> [ABOUT THIS TASK]: Output all of the records exactly as written.

> [MATERIAL SHOWN]:
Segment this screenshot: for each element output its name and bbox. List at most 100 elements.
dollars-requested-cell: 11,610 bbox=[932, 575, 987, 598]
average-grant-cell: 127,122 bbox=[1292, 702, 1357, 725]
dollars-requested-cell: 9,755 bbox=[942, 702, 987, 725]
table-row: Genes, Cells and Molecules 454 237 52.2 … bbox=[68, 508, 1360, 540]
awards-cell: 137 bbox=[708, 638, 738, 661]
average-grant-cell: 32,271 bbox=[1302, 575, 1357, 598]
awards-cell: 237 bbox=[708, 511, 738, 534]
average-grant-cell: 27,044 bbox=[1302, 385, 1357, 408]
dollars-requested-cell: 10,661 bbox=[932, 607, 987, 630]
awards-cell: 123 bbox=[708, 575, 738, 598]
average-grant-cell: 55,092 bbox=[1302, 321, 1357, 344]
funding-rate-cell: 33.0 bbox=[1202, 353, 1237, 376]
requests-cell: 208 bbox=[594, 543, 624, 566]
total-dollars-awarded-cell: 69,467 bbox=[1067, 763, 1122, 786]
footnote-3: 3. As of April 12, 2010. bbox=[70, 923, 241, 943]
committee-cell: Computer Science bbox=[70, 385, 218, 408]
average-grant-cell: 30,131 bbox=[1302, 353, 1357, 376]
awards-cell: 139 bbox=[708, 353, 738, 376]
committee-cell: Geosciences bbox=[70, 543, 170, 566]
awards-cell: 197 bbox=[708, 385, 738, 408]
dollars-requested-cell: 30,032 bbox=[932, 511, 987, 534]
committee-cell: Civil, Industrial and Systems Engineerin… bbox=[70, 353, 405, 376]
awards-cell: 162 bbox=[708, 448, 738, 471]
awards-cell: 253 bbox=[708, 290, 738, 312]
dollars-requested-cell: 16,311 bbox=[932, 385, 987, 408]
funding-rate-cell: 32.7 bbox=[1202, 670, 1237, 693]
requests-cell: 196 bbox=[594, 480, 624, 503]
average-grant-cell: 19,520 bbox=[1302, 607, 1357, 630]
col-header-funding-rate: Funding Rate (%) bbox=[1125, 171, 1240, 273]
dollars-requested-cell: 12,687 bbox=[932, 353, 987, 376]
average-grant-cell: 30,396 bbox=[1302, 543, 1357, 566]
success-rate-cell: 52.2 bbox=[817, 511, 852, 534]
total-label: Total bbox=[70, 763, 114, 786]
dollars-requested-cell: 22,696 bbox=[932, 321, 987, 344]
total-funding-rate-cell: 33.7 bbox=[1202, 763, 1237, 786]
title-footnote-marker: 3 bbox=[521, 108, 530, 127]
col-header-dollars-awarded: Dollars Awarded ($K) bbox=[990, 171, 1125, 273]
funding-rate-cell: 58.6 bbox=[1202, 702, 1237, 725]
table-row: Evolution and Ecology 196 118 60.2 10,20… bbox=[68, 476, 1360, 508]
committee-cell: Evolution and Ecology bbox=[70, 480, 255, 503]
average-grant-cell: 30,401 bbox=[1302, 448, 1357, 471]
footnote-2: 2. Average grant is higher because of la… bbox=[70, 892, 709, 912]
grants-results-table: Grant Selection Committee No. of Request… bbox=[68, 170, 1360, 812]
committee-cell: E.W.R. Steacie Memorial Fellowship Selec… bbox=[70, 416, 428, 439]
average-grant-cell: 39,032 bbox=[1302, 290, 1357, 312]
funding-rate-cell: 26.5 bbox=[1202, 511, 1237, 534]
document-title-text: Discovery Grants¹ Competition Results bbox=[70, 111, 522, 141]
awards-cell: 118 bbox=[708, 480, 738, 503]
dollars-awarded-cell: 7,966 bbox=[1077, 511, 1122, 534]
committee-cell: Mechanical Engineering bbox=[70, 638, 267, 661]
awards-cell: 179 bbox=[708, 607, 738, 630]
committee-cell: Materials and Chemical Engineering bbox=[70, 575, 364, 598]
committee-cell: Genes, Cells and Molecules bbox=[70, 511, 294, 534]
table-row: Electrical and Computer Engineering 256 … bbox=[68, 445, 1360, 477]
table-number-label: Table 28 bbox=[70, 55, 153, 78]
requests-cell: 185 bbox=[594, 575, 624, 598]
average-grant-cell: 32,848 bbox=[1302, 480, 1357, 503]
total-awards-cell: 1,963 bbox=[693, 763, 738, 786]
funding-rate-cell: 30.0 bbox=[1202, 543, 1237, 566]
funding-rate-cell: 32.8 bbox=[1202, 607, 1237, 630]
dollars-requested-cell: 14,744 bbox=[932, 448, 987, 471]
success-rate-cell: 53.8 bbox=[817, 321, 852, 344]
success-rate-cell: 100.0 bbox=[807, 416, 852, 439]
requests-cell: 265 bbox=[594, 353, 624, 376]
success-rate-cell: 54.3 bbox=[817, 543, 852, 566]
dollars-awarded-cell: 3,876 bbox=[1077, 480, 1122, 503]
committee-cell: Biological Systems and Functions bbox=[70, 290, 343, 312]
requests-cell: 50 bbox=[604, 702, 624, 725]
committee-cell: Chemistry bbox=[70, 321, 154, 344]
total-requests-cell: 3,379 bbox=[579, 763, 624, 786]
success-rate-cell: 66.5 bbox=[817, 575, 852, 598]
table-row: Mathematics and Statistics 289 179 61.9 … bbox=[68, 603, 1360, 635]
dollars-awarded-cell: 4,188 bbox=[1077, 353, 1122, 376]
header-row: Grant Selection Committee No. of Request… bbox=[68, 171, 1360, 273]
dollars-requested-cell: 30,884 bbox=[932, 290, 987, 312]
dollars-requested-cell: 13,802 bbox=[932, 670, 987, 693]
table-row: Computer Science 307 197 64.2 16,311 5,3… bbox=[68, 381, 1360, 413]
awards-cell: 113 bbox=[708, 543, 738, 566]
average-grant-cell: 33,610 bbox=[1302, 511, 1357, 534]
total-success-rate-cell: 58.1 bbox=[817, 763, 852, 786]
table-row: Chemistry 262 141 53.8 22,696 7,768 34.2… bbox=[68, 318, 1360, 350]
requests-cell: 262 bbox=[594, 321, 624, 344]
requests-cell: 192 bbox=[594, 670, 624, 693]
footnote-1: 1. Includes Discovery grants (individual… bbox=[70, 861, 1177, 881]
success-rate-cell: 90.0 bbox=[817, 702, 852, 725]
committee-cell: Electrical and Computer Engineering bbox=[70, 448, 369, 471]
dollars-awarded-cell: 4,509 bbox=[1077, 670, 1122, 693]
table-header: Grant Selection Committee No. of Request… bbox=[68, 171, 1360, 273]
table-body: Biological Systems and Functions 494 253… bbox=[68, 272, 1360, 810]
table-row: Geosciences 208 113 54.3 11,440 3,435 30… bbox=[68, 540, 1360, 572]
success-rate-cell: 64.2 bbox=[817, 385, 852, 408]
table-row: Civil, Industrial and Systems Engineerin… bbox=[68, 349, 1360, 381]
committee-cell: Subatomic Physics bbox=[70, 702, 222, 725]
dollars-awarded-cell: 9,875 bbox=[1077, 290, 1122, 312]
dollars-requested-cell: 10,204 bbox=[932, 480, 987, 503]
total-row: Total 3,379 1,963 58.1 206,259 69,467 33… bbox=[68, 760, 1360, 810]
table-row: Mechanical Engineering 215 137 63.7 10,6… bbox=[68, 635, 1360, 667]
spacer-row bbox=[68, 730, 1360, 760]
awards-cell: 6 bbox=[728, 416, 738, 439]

> [RESPONSE BOX]:
Segment this screenshot: for each element output its name and bbox. List at most 100 elements.
dollars-requested-cell: 11,610 bbox=[932, 575, 987, 598]
average-grant-cell: 127,122 bbox=[1292, 702, 1357, 725]
dollars-requested-cell: 9,755 bbox=[942, 702, 987, 725]
table-row: Genes, Cells and Molecules 454 237 52.2 … bbox=[68, 508, 1360, 540]
awards-cell: 137 bbox=[708, 638, 738, 661]
average-grant-cell: 32,271 bbox=[1302, 575, 1357, 598]
awards-cell: 237 bbox=[708, 511, 738, 534]
average-grant-cell: 27,044 bbox=[1302, 385, 1357, 408]
dollars-requested-cell: 10,661 bbox=[932, 607, 987, 630]
awards-cell: 123 bbox=[708, 575, 738, 598]
average-grant-cell: 55,092 bbox=[1302, 321, 1357, 344]
funding-rate-cell: 33.0 bbox=[1202, 353, 1237, 376]
requests-cell: 208 bbox=[594, 543, 624, 566]
total-dollars-awarded-cell: 69,467 bbox=[1067, 763, 1122, 786]
footnote-3: 3. As of April 12, 2010. bbox=[70, 923, 241, 943]
committee-cell: Computer Science bbox=[70, 385, 218, 408]
average-grant-cell: 30,131 bbox=[1302, 353, 1357, 376]
awards-cell: 139 bbox=[708, 353, 738, 376]
committee-cell: Geosciences bbox=[70, 543, 170, 566]
awards-cell: 197 bbox=[708, 385, 738, 408]
dollars-requested-cell: 30,032 bbox=[932, 511, 987, 534]
committee-cell: Civil, Industrial and Systems Engineerin… bbox=[70, 353, 405, 376]
awards-cell: 162 bbox=[708, 448, 738, 471]
awards-cell: 253 bbox=[708, 290, 738, 312]
dollars-requested-cell: 16,311 bbox=[932, 385, 987, 408]
funding-rate-cell: 32.7 bbox=[1202, 670, 1237, 693]
requests-cell: 196 bbox=[594, 480, 624, 503]
average-grant-cell: 19,520 bbox=[1302, 607, 1357, 630]
col-header-funding-rate: Funding Rate (%) bbox=[1125, 171, 1240, 273]
dollars-requested-cell: 12,687 bbox=[932, 353, 987, 376]
average-grant-cell: 30,396 bbox=[1302, 543, 1357, 566]
success-rate-cell: 52.2 bbox=[817, 511, 852, 534]
total-label: Total bbox=[70, 763, 114, 786]
dollars-requested-cell: 22,696 bbox=[932, 321, 987, 344]
total-funding-rate-cell: 33.7 bbox=[1202, 763, 1237, 786]
title-footnote-marker: 3 bbox=[521, 108, 530, 127]
col-header-dollars-awarded: Dollars Awarded ($K) bbox=[990, 171, 1125, 273]
funding-rate-cell: 58.6 bbox=[1202, 702, 1237, 725]
table-row: Evolution and Ecology 196 118 60.2 10,20… bbox=[68, 476, 1360, 508]
committee-cell: Evolution and Ecology bbox=[70, 480, 255, 503]
average-grant-cell: 30,401 bbox=[1302, 448, 1357, 471]
footnote-2: 2. Average grant is higher because of la… bbox=[70, 892, 709, 912]
grants-results-table: Grant Selection Committee No. of Request… bbox=[68, 170, 1360, 812]
committee-cell: E.W.R. Steacie Memorial Fellowship Selec… bbox=[70, 416, 428, 439]
average-grant-cell: 39,032 bbox=[1302, 290, 1357, 312]
funding-rate-cell: 26.5 bbox=[1202, 511, 1237, 534]
document-title-text: Discovery Grants¹ Competition Results bbox=[70, 111, 522, 141]
awards-cell: 118 bbox=[708, 480, 738, 503]
dollars-awarded-cell: 7,966 bbox=[1077, 511, 1122, 534]
committee-cell: Mechanical Engineering bbox=[70, 638, 267, 661]
awards-cell: 179 bbox=[708, 607, 738, 630]
committee-cell: Materials and Chemical Engineering bbox=[70, 575, 364, 598]
committee-cell: Genes, Cells and Molecules bbox=[70, 511, 294, 534]
table-row: Electrical and Computer Engineering 256 … bbox=[68, 445, 1360, 477]
table-number-label: Table 28 bbox=[70, 55, 153, 78]
requests-cell: 185 bbox=[594, 575, 624, 598]
average-grant-cell: 32,848 bbox=[1302, 480, 1357, 503]
total-awards-cell: 1,963 bbox=[693, 763, 738, 786]
funding-rate-cell: 30.0 bbox=[1202, 543, 1237, 566]
funding-rate-cell: 32.8 bbox=[1202, 607, 1237, 630]
dollars-requested-cell: 14,744 bbox=[932, 448, 987, 471]
success-rate-cell: 53.8 bbox=[817, 321, 852, 344]
success-rate-cell: 100.0 bbox=[807, 416, 852, 439]
requests-cell: 265 bbox=[594, 353, 624, 376]
success-rate-cell: 54.3 bbox=[817, 543, 852, 566]
dollars-awarded-cell: 3,876 bbox=[1077, 480, 1122, 503]
committee-cell: Biological Systems and Functions bbox=[70, 290, 343, 312]
requests-cell: 50 bbox=[604, 702, 624, 725]
committee-cell: Chemistry bbox=[70, 321, 154, 344]
total-requests-cell: 3,379 bbox=[579, 763, 624, 786]
success-rate-cell: 66.5 bbox=[817, 575, 852, 598]
table-row: Mathematics and Statistics 289 179 61.9 … bbox=[68, 603, 1360, 635]
dollars-awarded-cell: 4,188 bbox=[1077, 353, 1122, 376]
header-row: Grant Selection Committee No. of Request… bbox=[68, 171, 1360, 273]
dollars-requested-cell: 30,884 bbox=[932, 290, 987, 312]
dollars-requested-cell: 13,802 bbox=[932, 670, 987, 693]
table-row: Computer Science 307 197 64.2 16,311 5,3… bbox=[68, 381, 1360, 413]
awards-cell: 113 bbox=[708, 543, 738, 566]
average-grant-cell: 33,610 bbox=[1302, 511, 1357, 534]
total-success-rate-cell: 58.1 bbox=[817, 763, 852, 786]
table-row: Chemistry 262 141 53.8 22,696 7,768 34.2… bbox=[68, 318, 1360, 350]
requests-cell: 262 bbox=[594, 321, 624, 344]
requests-cell: 192 bbox=[594, 670, 624, 693]
footnote-1: 1. Includes Discovery grants (individual… bbox=[70, 861, 1177, 881]
success-rate-cell: 90.0 bbox=[817, 702, 852, 725]
committee-cell: Electrical and Computer Engineering bbox=[70, 448, 369, 471]
dollars-awarded-cell: 4,509 bbox=[1077, 670, 1122, 693]
table-header: Grant Selection Committee No. of Request… bbox=[68, 171, 1360, 273]
table-body: Biological Systems and Functions 494 253… bbox=[68, 272, 1360, 810]
table-row: Geosciences 208 113 54.3 11,440 3,435 30… bbox=[68, 540, 1360, 572]
success-rate-cell: 64.2 bbox=[817, 385, 852, 408]
table-row: Civil, Industrial and Systems Engineerin… bbox=[68, 349, 1360, 381]
committee-cell: Subatomic Physics bbox=[70, 702, 222, 725]
dollars-awarded-cell: 9,875 bbox=[1077, 290, 1122, 312]
dollars-requested-cell: 10,204 bbox=[932, 480, 987, 503]
total-row: Total 3,379 1,963 58.1 206,259 69,467 33… bbox=[68, 760, 1360, 810]
table-row: Mechanical Engineering 215 137 63.7 10,6… bbox=[68, 635, 1360, 667]
spacer-row bbox=[68, 730, 1360, 760]
awards-cell: 6 bbox=[728, 416, 738, 439]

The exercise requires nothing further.